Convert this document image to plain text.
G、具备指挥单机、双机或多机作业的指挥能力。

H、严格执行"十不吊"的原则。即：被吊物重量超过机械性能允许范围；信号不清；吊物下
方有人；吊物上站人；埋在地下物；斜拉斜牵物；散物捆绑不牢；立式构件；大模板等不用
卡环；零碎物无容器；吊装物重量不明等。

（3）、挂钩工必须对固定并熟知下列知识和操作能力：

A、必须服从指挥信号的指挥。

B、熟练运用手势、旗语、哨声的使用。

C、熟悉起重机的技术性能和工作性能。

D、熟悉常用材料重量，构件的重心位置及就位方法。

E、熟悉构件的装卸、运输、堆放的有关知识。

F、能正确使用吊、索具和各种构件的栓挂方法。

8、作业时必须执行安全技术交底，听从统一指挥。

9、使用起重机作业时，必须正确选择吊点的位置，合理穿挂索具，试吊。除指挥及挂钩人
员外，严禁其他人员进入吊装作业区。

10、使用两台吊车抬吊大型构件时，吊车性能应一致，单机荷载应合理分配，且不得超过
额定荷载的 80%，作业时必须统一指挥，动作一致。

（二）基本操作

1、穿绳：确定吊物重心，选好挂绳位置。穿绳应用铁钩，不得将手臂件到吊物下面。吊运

> **Stated goal**
Please reproduce each line exactly as written.

> **Answer in full**
Convert this document image to plain text.
G、具备指挥单机、双机或多机作业的指挥能力。

H、严格执行"十不吊"的原则。即：被吊物重量超过机械性能允许范围；信号不清；吊物下
方有人；吊物上站人；埋在地下物；斜拉斜牵物；散物捆绑不牢；立式构件；大模板等不用
卡环；零碎物无容器；吊装物重量不明等。

（3）、挂钩工必须对固定并熟知下列知识和操作能力：

A、必须服从指挥信号的指挥。

B、熟练运用手势、旗语、哨声的使用。

C、熟悉起重机的技术性能和工作性能。

D、熟悉常用材料重量，构件的重心位置及就位方法。

E、熟悉构件的装卸、运输、堆放的有关知识。

F、能正确使用吊、索具和各种构件的栓挂方法。

8、作业时必须执行安全技术交底，听从统一指挥。

9、使用起重机作业时，必须正确选择吊点的位置，合理穿挂索具，试吊。除指挥及挂钩人
员外，严禁其他人员进入吊装作业区。

10、使用两台吊车抬吊大型构件时，吊车性能应一致，单机荷载应合理分配，且不得超过
额定荷载的 80%，作业时必须统一指挥，动作一致。

（二）基本操作

1、穿绳：确定吊物重心，选好挂绳位置。穿绳应用铁钩，不得将手臂件到吊物下面。吊运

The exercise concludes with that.